_REQUIRED WORK_
Go through the records and filter out every line lacking the word "JSON"; copy the lines that remain.

_Stored items_
..........

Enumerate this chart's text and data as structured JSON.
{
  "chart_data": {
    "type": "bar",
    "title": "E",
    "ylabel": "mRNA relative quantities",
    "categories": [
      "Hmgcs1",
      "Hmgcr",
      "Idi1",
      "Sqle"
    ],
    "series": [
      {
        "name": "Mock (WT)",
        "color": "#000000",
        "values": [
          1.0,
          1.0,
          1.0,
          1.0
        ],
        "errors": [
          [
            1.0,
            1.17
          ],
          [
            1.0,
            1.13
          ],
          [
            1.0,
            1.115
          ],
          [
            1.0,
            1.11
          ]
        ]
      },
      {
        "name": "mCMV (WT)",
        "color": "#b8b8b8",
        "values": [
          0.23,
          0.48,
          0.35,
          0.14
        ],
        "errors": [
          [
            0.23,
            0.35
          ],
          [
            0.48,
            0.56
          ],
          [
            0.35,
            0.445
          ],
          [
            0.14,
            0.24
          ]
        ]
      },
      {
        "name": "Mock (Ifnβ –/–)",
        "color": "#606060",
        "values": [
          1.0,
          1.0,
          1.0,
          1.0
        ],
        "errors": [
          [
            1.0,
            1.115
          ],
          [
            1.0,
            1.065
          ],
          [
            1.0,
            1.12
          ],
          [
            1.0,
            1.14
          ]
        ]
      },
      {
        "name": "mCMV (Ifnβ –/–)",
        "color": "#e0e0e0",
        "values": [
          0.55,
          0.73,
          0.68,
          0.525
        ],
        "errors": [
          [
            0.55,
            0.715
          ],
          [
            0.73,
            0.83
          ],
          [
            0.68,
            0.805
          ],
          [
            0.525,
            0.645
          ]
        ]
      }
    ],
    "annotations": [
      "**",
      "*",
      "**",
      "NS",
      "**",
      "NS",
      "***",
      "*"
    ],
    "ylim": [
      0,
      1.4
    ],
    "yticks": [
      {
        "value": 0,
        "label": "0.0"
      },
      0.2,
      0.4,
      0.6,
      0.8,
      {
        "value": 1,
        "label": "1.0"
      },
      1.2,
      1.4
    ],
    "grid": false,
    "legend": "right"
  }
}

..........

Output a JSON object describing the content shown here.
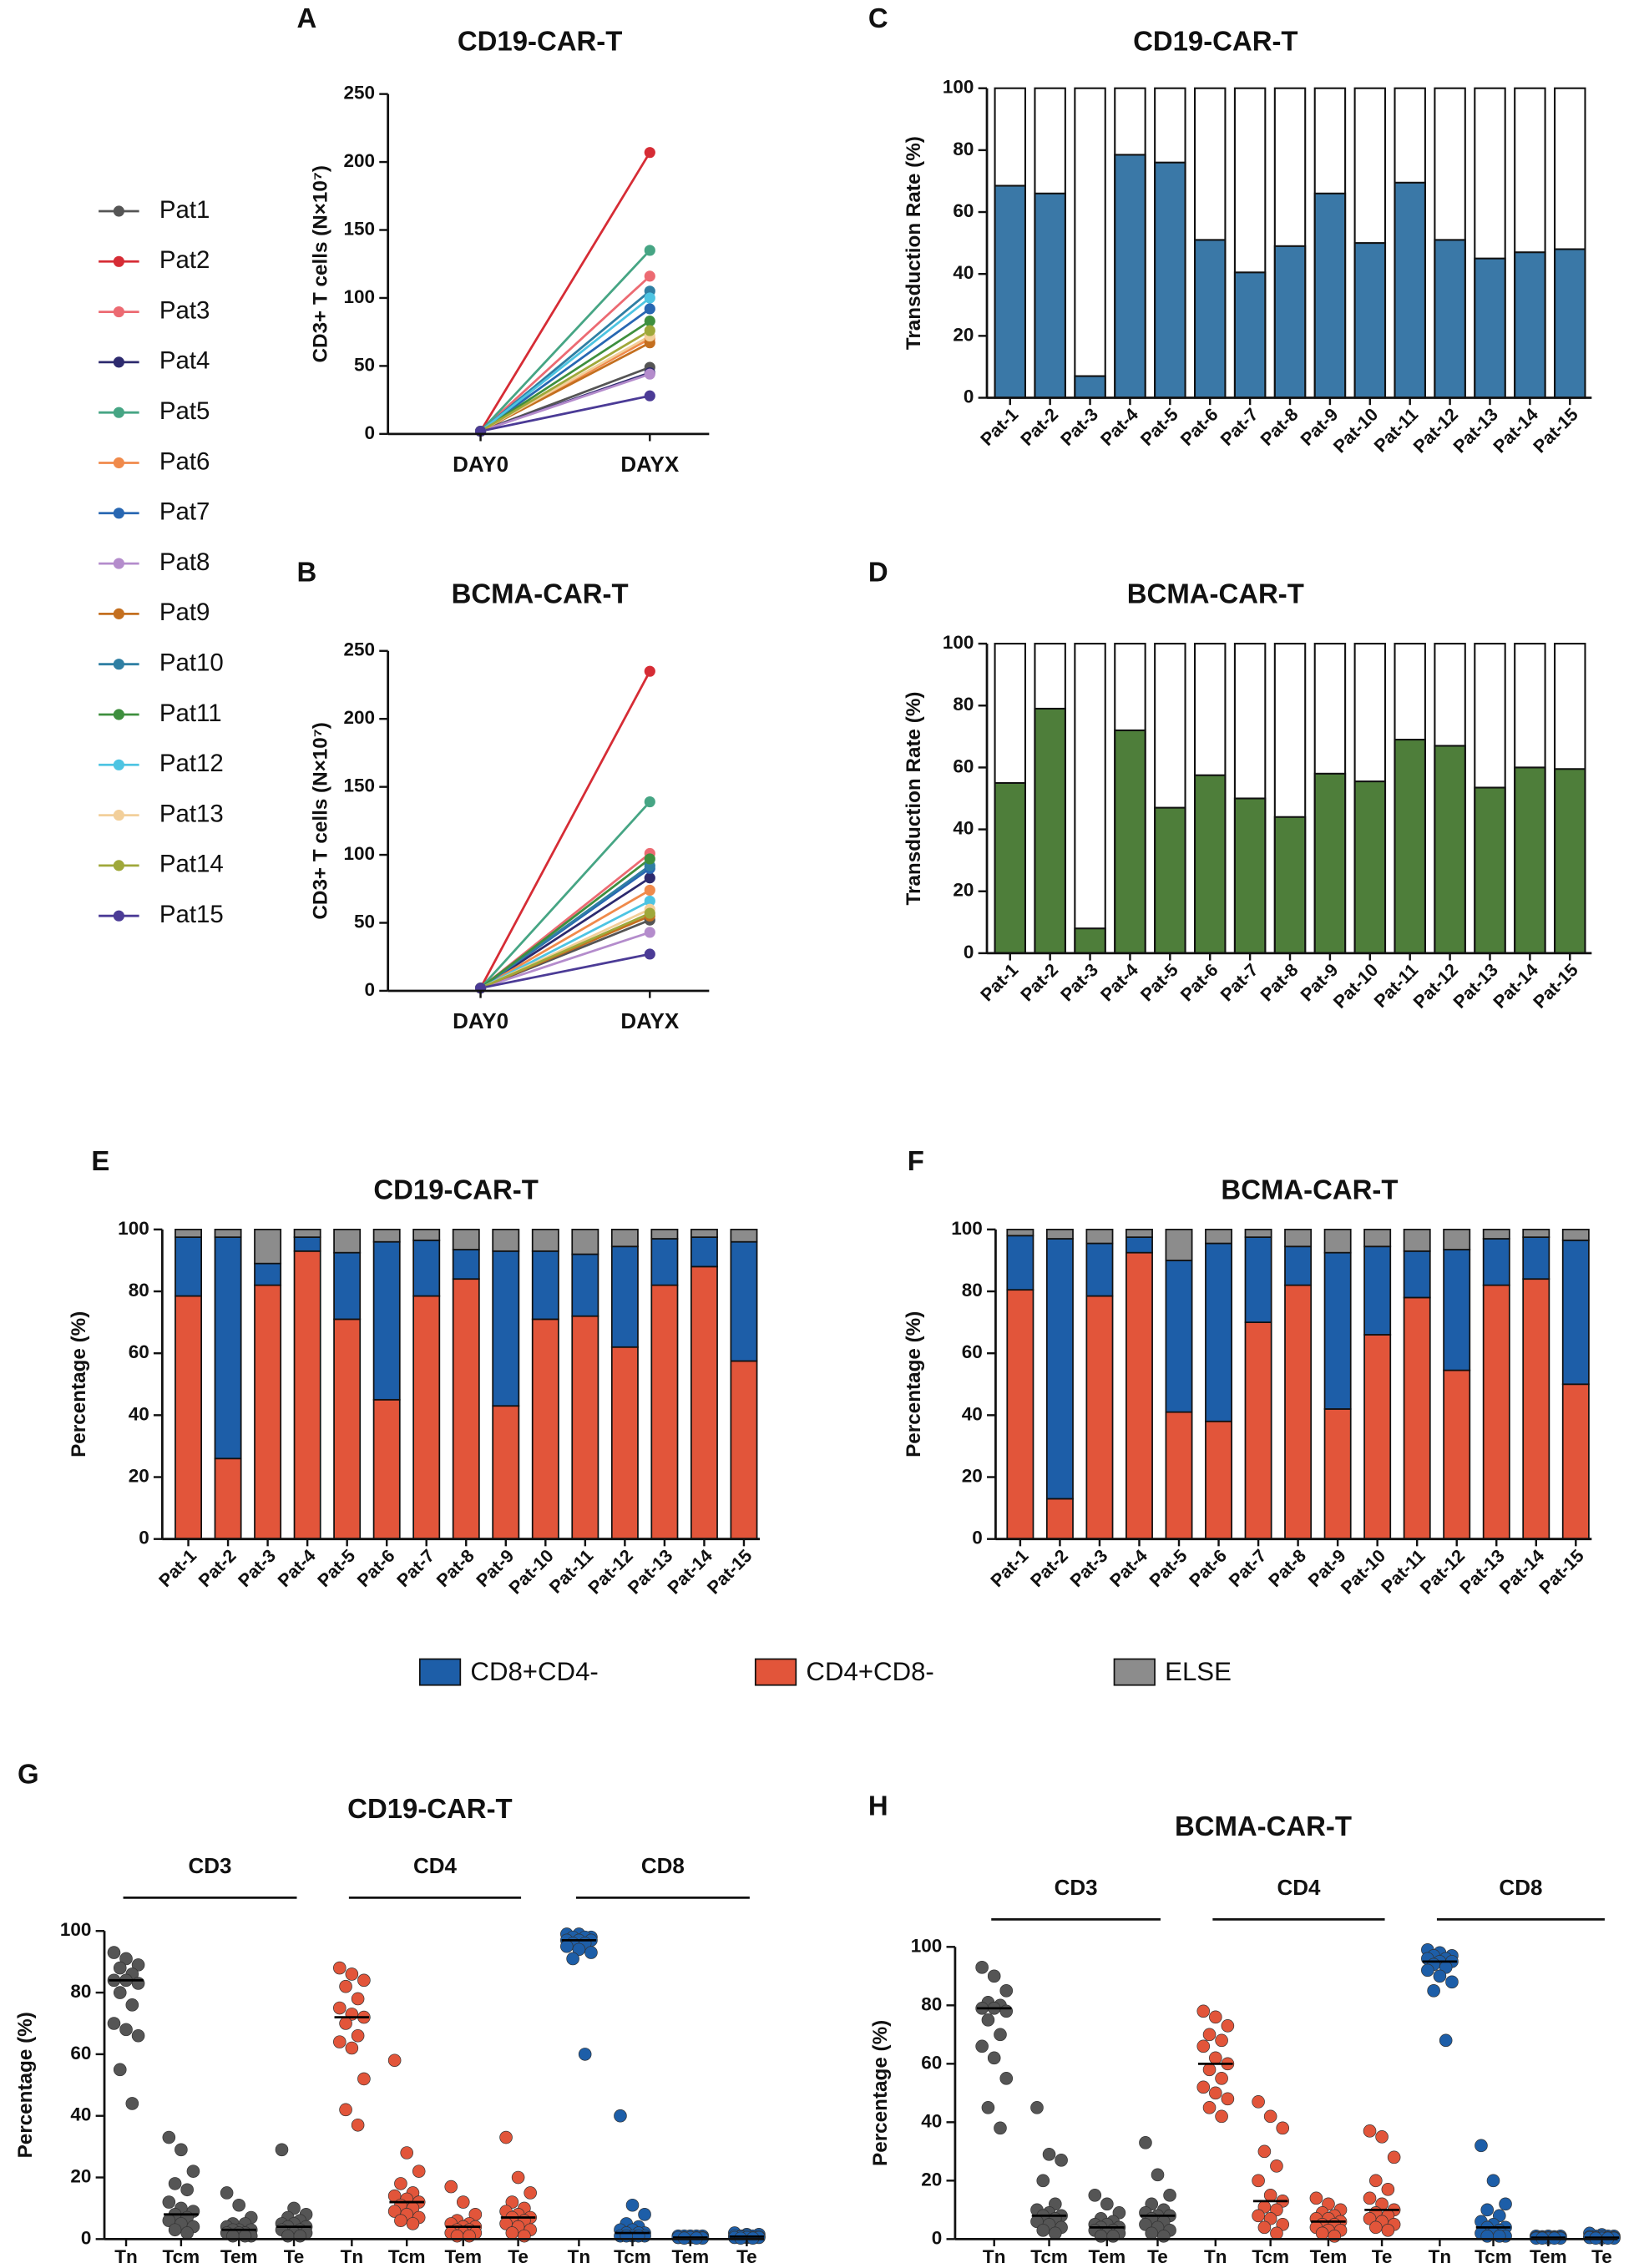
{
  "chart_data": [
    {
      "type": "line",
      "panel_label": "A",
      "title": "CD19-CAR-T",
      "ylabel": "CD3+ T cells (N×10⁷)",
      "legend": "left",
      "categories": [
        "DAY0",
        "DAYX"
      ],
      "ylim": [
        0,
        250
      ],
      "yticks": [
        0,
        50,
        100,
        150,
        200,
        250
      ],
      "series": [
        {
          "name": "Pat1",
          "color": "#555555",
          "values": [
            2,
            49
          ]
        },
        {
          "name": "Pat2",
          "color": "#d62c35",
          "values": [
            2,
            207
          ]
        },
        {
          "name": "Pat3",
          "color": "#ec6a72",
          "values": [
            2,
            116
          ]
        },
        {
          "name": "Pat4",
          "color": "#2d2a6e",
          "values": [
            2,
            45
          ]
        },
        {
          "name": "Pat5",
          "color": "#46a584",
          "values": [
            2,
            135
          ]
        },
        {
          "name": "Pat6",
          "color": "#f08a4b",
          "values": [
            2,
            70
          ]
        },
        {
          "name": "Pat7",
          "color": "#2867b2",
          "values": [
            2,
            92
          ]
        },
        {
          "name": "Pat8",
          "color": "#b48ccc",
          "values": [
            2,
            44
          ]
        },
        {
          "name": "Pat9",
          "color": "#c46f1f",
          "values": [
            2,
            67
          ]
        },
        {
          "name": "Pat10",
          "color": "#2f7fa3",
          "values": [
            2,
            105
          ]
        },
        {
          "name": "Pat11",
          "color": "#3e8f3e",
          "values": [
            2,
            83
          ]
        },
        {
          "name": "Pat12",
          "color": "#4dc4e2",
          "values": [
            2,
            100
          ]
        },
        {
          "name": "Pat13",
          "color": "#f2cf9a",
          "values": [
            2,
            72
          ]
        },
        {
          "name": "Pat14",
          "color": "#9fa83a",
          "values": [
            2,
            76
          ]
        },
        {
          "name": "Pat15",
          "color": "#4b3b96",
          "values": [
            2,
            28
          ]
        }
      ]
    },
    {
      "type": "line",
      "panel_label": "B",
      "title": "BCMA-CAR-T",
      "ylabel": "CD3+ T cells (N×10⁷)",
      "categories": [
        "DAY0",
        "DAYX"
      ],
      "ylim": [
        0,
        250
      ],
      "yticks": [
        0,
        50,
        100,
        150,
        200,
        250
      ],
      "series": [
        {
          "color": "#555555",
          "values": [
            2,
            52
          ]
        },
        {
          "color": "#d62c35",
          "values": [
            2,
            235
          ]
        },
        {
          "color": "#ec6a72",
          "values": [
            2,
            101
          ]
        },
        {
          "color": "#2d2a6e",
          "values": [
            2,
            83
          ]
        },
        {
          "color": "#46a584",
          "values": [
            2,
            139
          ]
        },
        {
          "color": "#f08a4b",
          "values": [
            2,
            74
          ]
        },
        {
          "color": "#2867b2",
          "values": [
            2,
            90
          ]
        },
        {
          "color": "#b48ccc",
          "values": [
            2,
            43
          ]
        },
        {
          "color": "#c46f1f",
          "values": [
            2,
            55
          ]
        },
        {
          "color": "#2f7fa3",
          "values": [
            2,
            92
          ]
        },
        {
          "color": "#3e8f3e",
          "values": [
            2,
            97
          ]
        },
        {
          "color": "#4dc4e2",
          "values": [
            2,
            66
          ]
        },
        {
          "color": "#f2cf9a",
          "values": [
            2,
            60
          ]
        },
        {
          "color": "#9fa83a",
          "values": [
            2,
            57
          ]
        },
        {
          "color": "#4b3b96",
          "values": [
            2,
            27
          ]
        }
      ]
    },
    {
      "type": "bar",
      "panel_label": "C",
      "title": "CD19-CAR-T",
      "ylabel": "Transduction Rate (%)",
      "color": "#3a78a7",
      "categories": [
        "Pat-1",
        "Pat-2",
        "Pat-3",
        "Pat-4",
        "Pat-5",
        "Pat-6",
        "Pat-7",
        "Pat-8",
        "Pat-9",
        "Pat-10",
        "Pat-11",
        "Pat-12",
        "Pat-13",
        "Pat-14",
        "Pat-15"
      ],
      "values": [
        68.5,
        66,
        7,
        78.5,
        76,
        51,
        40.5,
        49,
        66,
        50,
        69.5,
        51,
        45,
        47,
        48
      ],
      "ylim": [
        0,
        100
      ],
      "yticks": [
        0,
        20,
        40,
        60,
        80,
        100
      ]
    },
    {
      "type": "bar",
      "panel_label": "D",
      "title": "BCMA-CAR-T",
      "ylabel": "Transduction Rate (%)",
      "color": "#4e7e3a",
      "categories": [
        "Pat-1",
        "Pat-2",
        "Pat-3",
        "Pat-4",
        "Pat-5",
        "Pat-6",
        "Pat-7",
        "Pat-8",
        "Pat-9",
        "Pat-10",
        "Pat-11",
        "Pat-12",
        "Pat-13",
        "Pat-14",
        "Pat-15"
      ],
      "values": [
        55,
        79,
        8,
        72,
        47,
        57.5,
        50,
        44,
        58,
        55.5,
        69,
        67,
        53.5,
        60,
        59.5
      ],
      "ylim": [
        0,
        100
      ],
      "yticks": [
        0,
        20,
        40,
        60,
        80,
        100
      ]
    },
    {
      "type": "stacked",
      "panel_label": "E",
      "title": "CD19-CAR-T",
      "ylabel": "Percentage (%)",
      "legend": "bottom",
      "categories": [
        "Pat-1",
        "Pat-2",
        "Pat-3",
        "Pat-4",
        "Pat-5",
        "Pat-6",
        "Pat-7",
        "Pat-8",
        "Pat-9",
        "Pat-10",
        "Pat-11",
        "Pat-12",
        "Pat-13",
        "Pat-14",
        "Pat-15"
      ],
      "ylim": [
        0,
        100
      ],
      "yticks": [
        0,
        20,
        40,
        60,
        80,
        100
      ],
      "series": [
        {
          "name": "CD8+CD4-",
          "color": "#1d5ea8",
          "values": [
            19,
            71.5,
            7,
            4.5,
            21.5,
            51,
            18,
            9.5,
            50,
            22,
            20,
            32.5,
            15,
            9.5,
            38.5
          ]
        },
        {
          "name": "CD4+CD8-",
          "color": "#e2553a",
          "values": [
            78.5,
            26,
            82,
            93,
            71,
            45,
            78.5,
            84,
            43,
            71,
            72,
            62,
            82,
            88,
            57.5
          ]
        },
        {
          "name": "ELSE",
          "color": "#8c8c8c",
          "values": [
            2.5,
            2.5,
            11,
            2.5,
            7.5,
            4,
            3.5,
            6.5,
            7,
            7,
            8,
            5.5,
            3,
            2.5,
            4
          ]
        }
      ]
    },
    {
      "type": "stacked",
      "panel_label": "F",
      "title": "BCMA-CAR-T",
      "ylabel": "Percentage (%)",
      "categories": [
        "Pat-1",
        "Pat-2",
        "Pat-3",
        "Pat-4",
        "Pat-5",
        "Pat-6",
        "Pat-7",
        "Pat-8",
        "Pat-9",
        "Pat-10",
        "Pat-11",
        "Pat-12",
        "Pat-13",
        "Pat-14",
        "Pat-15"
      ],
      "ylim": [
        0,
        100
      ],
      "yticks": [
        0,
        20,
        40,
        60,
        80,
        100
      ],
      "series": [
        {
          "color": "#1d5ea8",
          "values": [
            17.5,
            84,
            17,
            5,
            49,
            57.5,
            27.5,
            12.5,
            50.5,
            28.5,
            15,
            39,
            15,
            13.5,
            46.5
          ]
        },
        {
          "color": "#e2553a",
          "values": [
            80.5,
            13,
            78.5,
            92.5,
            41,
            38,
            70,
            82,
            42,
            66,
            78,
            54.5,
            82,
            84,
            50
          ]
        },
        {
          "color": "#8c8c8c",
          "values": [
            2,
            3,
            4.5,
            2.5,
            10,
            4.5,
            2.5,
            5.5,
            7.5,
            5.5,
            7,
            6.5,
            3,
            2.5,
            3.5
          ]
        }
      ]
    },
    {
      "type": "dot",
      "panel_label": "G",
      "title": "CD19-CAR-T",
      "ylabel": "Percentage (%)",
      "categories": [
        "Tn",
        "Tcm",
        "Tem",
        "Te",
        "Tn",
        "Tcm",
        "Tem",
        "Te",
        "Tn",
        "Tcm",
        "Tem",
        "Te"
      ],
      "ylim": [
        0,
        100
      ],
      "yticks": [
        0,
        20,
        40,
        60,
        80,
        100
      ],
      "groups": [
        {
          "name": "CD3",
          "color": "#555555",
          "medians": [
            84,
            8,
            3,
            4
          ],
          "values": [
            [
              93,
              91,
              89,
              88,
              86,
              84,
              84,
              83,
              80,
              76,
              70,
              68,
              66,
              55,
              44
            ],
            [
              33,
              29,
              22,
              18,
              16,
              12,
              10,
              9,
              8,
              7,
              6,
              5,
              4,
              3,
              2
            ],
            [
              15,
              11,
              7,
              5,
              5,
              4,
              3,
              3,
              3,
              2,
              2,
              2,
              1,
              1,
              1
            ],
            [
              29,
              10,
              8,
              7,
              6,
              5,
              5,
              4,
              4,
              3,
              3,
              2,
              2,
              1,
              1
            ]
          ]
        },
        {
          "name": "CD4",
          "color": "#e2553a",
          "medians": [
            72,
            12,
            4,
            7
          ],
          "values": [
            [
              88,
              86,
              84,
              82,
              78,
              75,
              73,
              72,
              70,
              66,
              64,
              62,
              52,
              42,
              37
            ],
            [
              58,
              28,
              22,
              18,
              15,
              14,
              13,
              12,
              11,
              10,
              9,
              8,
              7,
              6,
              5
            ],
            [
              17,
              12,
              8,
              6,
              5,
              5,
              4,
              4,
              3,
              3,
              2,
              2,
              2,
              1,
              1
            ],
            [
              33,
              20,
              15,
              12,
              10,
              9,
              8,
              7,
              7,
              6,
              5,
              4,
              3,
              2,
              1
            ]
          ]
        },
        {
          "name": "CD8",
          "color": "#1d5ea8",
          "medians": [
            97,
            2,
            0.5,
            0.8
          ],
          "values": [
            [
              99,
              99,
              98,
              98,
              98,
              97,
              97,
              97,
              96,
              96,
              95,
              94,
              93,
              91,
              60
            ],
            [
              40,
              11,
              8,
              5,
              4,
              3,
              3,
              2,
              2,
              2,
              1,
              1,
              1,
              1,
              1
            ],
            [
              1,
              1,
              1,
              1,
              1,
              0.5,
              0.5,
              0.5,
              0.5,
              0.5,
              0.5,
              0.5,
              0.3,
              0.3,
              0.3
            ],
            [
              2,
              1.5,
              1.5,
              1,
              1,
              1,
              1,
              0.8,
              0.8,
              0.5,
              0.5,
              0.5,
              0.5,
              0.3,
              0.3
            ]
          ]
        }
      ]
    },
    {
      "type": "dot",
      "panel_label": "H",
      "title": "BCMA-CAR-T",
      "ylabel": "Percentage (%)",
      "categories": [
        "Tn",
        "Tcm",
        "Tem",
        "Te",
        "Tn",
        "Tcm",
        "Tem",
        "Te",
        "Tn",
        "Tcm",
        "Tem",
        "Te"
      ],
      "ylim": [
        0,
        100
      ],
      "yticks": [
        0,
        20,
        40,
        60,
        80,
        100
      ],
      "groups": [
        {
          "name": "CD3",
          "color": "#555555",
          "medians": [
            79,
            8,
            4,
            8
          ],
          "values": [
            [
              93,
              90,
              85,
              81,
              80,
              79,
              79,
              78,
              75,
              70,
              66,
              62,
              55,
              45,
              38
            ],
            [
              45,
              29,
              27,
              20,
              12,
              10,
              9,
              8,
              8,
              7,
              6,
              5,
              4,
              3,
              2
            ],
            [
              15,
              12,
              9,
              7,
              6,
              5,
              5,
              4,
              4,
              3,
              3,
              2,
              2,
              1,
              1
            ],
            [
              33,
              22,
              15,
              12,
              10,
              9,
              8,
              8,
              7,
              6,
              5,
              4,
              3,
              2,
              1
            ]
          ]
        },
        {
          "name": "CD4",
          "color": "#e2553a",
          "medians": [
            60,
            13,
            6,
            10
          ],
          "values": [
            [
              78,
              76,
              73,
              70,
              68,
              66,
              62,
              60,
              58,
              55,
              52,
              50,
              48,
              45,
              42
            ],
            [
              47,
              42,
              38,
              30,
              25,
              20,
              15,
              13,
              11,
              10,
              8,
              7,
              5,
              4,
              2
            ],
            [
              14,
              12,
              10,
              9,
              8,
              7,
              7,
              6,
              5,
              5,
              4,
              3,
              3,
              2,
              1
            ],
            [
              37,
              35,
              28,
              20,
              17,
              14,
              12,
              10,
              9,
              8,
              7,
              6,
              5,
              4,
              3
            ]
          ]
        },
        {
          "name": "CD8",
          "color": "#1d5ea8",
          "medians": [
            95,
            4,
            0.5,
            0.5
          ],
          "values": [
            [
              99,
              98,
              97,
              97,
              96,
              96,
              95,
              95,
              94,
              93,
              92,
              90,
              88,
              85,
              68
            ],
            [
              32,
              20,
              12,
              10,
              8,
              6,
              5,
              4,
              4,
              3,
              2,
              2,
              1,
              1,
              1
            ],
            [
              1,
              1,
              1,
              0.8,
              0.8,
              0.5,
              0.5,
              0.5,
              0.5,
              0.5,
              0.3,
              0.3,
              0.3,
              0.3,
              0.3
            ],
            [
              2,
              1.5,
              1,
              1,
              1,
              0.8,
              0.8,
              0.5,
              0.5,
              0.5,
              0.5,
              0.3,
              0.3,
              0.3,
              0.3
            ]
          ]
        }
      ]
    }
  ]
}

..........

_ANSWER TO THIS PROBLEM_
Enumerate this chart's text and data as structured JSON.
Output a JSON object describing the content shown here.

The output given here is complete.